Task statement |
Output all lines exactly, with nothing added or dropped.

Recorded information |

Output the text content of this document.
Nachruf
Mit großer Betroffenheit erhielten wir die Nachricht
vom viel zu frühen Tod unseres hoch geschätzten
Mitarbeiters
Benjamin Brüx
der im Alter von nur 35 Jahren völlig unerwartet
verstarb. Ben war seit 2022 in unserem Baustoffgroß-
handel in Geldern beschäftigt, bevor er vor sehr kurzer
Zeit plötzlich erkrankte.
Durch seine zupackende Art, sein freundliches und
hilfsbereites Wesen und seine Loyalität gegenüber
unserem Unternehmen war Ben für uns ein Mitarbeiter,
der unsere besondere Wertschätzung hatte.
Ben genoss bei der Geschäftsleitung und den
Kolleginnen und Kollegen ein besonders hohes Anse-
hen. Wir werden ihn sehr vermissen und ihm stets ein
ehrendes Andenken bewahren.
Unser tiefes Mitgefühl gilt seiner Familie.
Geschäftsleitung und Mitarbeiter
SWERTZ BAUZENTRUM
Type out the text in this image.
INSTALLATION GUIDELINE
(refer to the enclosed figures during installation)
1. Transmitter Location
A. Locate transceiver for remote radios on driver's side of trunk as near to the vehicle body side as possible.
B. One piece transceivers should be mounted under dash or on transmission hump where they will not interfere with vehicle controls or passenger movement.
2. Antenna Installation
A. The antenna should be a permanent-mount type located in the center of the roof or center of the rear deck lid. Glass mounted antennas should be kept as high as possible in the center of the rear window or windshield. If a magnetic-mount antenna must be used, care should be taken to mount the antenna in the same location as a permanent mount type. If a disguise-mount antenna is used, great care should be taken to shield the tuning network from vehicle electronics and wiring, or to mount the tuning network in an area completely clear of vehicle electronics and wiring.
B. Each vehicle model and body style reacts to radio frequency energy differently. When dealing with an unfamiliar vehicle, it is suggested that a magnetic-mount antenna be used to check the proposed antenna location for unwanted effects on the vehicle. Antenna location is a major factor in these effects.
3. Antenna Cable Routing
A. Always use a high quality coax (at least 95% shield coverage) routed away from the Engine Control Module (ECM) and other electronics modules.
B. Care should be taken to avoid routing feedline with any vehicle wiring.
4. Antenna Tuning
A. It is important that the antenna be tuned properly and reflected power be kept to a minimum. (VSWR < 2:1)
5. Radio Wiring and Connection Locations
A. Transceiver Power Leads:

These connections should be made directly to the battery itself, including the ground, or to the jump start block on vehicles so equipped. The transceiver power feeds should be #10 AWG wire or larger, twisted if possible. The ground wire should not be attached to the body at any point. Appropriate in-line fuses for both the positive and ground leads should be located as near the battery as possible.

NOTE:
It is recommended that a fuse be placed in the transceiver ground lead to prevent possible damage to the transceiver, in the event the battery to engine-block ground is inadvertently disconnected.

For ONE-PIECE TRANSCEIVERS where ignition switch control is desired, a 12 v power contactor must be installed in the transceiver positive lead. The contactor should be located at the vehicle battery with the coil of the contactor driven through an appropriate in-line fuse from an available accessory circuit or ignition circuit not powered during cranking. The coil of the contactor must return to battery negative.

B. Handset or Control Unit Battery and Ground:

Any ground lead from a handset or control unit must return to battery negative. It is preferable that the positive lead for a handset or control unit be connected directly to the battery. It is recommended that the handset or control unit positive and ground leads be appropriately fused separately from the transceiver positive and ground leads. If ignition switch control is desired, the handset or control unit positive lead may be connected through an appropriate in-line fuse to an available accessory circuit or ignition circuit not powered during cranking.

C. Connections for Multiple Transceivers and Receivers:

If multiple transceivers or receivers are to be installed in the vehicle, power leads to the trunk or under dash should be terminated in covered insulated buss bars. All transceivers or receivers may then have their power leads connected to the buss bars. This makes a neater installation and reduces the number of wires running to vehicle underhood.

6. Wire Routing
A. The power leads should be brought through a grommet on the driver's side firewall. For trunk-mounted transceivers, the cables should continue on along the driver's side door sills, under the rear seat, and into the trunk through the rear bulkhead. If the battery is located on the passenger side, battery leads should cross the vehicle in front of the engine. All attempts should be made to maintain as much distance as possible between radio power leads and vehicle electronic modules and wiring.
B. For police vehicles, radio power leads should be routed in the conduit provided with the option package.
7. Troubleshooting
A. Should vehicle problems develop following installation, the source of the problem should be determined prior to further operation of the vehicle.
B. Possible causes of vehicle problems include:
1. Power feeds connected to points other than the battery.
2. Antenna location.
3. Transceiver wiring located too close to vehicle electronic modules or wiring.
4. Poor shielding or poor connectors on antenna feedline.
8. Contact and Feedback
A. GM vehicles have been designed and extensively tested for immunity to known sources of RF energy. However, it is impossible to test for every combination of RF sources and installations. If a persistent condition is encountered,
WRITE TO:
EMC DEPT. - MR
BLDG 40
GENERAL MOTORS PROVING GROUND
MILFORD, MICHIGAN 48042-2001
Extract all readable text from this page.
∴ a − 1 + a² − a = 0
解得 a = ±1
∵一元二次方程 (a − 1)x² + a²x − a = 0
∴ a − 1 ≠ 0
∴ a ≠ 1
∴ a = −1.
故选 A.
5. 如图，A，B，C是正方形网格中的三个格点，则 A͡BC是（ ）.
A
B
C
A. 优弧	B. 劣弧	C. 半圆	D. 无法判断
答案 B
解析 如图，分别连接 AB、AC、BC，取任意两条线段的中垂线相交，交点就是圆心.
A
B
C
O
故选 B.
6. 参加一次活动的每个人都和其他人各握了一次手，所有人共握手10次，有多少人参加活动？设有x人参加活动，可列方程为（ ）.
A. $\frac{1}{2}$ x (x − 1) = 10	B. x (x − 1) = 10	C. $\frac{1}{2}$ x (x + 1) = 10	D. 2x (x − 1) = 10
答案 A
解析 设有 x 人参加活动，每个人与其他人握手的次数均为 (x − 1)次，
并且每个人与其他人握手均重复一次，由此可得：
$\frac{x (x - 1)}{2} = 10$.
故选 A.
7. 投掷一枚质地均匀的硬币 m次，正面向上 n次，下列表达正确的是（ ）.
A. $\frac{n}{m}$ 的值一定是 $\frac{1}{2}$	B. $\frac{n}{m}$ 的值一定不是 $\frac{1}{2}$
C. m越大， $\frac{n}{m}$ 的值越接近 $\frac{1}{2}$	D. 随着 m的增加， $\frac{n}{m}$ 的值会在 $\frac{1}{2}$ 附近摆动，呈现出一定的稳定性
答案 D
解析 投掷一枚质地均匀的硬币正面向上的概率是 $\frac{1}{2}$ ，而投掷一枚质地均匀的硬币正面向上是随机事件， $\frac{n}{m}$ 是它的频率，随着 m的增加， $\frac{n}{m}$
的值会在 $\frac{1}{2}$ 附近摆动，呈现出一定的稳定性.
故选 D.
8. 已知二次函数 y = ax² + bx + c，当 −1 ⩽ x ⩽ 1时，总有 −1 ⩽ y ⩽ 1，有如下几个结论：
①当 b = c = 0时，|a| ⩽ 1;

Task solution |
Output the text content of this document.
Nachruf
Mit großer Betroffenheit erhielten wir die Nachricht
vom viel zu frühen Tod unseres hoch geschätzten
Mitarbeiters
Benjamin Brüx
der im Alter von nur 35 Jahren völlig unerwartet
verstarb. Ben war seit 2022 in unserem Baustoffgroß-
handel in Geldern beschäftigt, bevor er vor sehr kurzer
Zeit plötzlich erkrankte.
Durch seine zupackende Art, sein freundliches und
hilfsbereites Wesen und seine Loyalität gegenüber
unserem Unternehmen war Ben für uns ein Mitarbeiter,
der unsere besondere Wertschätzung hatte.
Ben genoss bei der Geschäftsleitung und den
Kolleginnen und Kollegen ein besonders hohes Anse-
hen. Wir werden ihn sehr vermissen und ihm stets ein
ehrendes Andenken bewahren.
Unser tiefes Mitgefühl gilt seiner Familie.
Geschäftsleitung und Mitarbeiter
SWERTZ BAUZENTRUM
Type out the text in this image.
INSTALLATION GUIDELINE
(refer to the enclosed figures during installation)
1. Transmitter Location
A. Locate transceiver for remote radios on driver's side of trunk as near to the vehicle body side as possible.
B. One piece transceivers should be mounted under dash or on transmission hump where they will not interfere with vehicle controls or passenger movement.
2. Antenna Installation
A. The antenna should be a permanent-mount type located in the center of the roof or center of the rear deck lid. Glass mounted antennas should be kept as high as possible in the center of the rear window or windshield. If a magnetic-mount antenna must be used, care should be taken to mount the antenna in the same location as a permanent mount type. If a disguise-mount antenna is used, great care should be taken to shield the tuning network from vehicle electronics and wiring, or to mount the tuning network in an area completely clear of vehicle electronics and wiring.
B. Each vehicle model and body style reacts to radio frequency energy differently. When dealing with an unfamiliar vehicle, it is suggested that a magnetic-mount antenna be used to check the proposed antenna location for unwanted effects on the vehicle. Antenna location is a major factor in these effects.
3. Antenna Cable Routing
A. Always use a high quality coax (at least 95% shield coverage) routed away from the Engine Control Module (ECM) and other electronics modules.
B. Care should be taken to avoid routing feedline with any vehicle wiring.
4. Antenna Tuning
A. It is important that the antenna be tuned properly and reflected power be kept to a minimum. (VSWR < 2:1)
5. Radio Wiring and Connection Locations
A. Transceiver Power Leads:

These connections should be made directly to the battery itself, including the ground, or to the jump start block on vehicles so equipped. The transceiver power feeds should be #10 AWG wire or larger, twisted if possible. The ground wire should not be attached to the body at any point. Appropriate in-line fuses for both the positive and ground leads should be located as near the battery as possible.

NOTE:
It is recommended that a fuse be placed in the transceiver ground lead to prevent possible damage to the transceiver, in the event the battery to engine-block ground is inadvertently disconnected.

For ONE-PIECE TRANSCEIVERS where ignition switch control is desired, a 12 v power contactor must be installed in the transceiver positive lead. The contactor should be located at the vehicle battery with the coil of the contactor driven through an appropriate in-line fuse from an available accessory circuit or ignition circuit not powered during cranking. The coil of the contactor must return to battery negative.

B. Handset or Control Unit Battery and Ground:

Any ground lead from a handset or control unit must return to battery negative. It is preferable that the positive lead for a handset or control unit be connected directly to the battery. It is recommended that the handset or control unit positive and ground leads be appropriately fused separately from the transceiver positive and ground leads. If ignition switch control is desired, the handset or control unit positive lead may be connected through an appropriate in-line fuse to an available accessory circuit or ignition circuit not powered during cranking.

C. Connections for Multiple Transceivers and Receivers:

If multiple transceivers or receivers are to be installed in the vehicle, power leads to the trunk or under dash should be terminated in covered insulated buss bars. All transceivers or receivers may then have their power leads connected to the buss bars. This makes a neater installation and reduces the number of wires running to vehicle underhood.

6. Wire Routing
A. The power leads should be brought through a grommet on the driver's side firewall. For trunk-mounted transceivers, the cables should continue on along the driver's side door sills, under the rear seat, and into the trunk through the rear bulkhead. If the battery is located on the passenger side, battery leads should cross the vehicle in front of the engine. All attempts should be made to maintain as much distance as possible between radio power leads and vehicle electronic modules and wiring.
B. For police vehicles, radio power leads should be routed in the conduit provided with the option package.
7. Troubleshooting
A. Should vehicle problems develop following installation, the source of the problem should be determined prior to further operation of the vehicle.
B. Possible causes of vehicle problems include:
1. Power feeds connected to points other than the battery.
2. Antenna location.
3. Transceiver wiring located too close to vehicle electronic modules or wiring.
4. Poor shielding or poor connectors on antenna feedline.
8. Contact and Feedback
A. GM vehicles have been designed and extensively tested for immunity to known sources of RF energy. However, it is impossible to test for every combination of RF sources and installations. If a persistent condition is encountered,
WRITE TO:
EMC DEPT. - MR
BLDG 40
GENERAL MOTORS PROVING GROUND
MILFORD, MICHIGAN 48042-2001
Extract all readable text from this page.
∴ a − 1 + a² − a = 0
解得 a = ±1
∵一元二次方程 (a − 1)x² + a²x − a = 0
∴ a − 1 ≠ 0
∴ a ≠ 1
∴ a = −1.
故选 A.
5. 如图，A，B，C是正方形网格中的三个格点，则 A͡BC是（ ）.
A
B
C
A. 优弧	B. 劣弧	C. 半圆	D. 无法判断
答案 B
解析 如图，分别连接 AB、AC、BC，取任意两条线段的中垂线相交，交点就是圆心.
A
B
C
O
故选 B.
6. 参加一次活动的每个人都和其他人各握了一次手，所有人共握手10次，有多少人参加活动？设有x人参加活动，可列方程为（ ）.
A. $\frac{1}{2}$ x (x − 1) = 10	B. x (x − 1) = 10	C. $\frac{1}{2}$ x (x + 1) = 10	D. 2x (x − 1) = 10
答案 A
解析 设有 x 人参加活动，每个人与其他人握手的次数均为 (x − 1)次，
并且每个人与其他人握手均重复一次，由此可得：
$\frac{x (x - 1)}{2} = 10$.
故选 A.
7. 投掷一枚质地均匀的硬币 m次，正面向上 n次，下列表达正确的是（ ）.
A. $\frac{n}{m}$ 的值一定是 $\frac{1}{2}$	B. $\frac{n}{m}$ 的值一定不是 $\frac{1}{2}$
C. m越大， $\frac{n}{m}$ 的值越接近 $\frac{1}{2}$	D. 随着 m的增加， $\frac{n}{m}$ 的值会在 $\frac{1}{2}$ 附近摆动，呈现出一定的稳定性
答案 D
解析 投掷一枚质地均匀的硬币正面向上的概率是 $\frac{1}{2}$ ，而投掷一枚质地均匀的硬币正面向上是随机事件， $\frac{n}{m}$ 是它的频率，随着 m的增加， $\frac{n}{m}$
的值会在 $\frac{1}{2}$ 附近摆动，呈现出一定的稳定性.
故选 D.
8. 已知二次函数 y = ax² + bx + c，当 −1 ⩽ x ⩽ 1时，总有 −1 ⩽ y ⩽ 1，有如下几个结论：
①当 b = c = 0时，|a| ⩽ 1;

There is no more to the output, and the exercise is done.